### INPUT RECORDS ###

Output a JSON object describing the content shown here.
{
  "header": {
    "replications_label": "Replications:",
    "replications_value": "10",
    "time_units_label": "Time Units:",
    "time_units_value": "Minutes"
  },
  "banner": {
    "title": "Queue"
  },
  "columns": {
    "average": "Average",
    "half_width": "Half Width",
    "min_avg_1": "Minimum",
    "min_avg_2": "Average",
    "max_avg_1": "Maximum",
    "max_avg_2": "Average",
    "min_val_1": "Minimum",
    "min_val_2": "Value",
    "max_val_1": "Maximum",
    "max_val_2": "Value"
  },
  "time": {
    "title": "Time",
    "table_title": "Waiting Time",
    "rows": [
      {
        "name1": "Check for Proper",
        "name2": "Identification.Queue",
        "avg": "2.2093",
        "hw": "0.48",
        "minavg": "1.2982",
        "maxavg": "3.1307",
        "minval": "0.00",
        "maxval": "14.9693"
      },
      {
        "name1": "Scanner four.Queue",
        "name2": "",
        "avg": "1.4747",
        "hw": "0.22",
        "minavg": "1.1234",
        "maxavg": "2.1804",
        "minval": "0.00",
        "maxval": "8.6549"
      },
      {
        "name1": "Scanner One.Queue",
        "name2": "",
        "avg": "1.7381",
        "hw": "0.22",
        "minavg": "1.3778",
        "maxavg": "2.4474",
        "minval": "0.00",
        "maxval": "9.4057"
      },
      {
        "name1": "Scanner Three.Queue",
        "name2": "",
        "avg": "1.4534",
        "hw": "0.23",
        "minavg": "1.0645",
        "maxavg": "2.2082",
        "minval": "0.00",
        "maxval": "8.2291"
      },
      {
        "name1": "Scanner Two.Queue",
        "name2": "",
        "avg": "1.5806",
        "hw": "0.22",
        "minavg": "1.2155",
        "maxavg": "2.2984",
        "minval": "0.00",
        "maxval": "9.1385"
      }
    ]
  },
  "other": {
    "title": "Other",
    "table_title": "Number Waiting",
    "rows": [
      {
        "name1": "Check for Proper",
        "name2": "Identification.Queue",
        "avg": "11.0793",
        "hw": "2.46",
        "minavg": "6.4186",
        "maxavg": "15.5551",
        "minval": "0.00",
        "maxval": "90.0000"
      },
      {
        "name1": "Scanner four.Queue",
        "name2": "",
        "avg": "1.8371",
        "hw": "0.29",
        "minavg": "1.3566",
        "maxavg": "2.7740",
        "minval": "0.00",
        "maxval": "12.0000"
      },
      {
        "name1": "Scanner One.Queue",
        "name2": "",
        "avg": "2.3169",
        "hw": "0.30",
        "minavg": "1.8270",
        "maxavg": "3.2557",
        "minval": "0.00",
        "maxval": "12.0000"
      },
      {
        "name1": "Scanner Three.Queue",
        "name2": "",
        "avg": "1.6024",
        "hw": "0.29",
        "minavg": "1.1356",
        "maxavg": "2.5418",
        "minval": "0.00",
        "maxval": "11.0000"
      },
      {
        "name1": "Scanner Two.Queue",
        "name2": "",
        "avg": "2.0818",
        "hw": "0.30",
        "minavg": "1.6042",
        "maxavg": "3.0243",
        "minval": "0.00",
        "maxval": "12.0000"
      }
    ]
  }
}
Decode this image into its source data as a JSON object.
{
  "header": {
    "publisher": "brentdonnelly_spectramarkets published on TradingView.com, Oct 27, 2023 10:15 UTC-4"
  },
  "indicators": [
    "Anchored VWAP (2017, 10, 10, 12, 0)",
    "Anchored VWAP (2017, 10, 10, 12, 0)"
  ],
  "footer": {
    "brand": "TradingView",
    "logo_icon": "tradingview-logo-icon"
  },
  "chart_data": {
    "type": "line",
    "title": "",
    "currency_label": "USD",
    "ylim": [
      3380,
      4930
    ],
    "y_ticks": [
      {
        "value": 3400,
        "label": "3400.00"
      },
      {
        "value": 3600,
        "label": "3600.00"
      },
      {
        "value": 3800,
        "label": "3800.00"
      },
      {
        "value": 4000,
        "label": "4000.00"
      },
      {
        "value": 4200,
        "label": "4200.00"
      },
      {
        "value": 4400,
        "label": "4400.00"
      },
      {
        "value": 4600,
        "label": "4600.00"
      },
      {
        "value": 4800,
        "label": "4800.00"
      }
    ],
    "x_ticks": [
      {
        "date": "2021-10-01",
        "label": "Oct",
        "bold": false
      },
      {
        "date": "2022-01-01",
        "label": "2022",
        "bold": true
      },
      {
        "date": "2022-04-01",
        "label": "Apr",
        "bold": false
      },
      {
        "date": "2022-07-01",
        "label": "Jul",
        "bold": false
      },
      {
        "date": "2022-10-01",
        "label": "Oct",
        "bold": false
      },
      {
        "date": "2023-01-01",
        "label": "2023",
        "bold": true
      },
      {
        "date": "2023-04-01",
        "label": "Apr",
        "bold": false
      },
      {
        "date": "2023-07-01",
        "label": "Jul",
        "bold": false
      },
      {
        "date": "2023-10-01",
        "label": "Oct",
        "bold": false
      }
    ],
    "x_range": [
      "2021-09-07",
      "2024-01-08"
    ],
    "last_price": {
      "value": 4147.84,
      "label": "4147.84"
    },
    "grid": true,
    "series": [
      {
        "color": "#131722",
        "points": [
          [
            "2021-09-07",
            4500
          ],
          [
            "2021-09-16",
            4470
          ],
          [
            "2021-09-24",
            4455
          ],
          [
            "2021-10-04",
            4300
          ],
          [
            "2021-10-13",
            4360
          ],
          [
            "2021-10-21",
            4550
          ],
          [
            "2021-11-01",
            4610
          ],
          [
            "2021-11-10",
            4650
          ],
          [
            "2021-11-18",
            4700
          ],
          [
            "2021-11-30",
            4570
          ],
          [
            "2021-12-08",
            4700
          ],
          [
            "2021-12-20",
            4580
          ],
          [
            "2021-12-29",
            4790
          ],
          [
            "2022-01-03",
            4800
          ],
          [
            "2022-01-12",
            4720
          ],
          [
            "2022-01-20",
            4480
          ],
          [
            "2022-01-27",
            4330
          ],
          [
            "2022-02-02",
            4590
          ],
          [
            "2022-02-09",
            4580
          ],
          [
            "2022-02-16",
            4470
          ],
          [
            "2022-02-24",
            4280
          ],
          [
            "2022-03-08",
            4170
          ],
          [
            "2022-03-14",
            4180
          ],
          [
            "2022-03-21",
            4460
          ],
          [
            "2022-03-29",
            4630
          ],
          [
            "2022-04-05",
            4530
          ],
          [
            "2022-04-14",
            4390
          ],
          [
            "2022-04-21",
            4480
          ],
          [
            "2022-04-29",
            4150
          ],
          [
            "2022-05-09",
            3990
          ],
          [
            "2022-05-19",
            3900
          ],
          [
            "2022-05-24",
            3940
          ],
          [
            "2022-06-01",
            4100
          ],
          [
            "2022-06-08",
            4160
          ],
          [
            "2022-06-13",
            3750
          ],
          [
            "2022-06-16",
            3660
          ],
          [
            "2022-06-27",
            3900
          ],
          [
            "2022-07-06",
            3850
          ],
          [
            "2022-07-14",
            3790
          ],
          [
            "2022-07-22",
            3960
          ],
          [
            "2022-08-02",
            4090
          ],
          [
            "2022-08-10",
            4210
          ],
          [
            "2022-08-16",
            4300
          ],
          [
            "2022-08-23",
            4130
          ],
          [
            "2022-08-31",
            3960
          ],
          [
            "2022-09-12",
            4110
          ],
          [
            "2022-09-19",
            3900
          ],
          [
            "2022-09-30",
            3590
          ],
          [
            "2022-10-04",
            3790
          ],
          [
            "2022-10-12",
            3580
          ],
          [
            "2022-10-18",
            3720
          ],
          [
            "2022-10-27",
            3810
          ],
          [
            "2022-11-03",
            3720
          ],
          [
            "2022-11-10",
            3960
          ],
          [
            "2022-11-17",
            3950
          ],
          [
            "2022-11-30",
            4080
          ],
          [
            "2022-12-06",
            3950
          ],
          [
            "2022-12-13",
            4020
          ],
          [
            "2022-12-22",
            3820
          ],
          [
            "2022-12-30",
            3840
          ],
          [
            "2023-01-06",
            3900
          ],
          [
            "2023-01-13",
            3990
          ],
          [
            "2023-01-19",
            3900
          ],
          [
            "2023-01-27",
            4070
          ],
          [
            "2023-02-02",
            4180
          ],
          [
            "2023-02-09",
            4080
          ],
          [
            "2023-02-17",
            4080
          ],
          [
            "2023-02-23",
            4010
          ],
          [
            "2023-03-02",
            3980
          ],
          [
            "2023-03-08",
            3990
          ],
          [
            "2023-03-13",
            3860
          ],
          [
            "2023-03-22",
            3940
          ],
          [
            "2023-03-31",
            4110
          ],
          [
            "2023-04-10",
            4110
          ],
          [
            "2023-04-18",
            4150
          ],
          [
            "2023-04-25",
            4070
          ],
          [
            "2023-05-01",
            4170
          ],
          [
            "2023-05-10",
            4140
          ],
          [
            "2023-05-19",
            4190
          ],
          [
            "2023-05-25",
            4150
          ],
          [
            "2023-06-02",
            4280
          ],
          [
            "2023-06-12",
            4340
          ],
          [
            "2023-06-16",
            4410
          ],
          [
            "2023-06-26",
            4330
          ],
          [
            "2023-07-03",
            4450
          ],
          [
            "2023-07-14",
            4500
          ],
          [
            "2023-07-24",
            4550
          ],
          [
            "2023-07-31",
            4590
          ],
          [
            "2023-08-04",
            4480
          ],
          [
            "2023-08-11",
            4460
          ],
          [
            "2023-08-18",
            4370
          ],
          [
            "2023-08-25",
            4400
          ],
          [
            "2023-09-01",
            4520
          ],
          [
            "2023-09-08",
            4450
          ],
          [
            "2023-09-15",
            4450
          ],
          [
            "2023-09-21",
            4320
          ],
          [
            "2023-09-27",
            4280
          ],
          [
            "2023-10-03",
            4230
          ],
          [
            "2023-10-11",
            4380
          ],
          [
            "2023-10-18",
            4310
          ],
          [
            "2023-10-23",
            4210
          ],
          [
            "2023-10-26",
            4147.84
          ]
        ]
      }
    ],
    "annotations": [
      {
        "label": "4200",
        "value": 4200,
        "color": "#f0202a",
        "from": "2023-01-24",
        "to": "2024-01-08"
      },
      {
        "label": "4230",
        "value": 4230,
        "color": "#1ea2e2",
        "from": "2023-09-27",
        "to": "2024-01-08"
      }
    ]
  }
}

###

→ REQUIRED WORK
Pick out and copy the lines of the entries that hold the string "color".

→ REPLY
        "color": "#131722",
        "color": "#f0202a",
        "color": "#1ea2e2",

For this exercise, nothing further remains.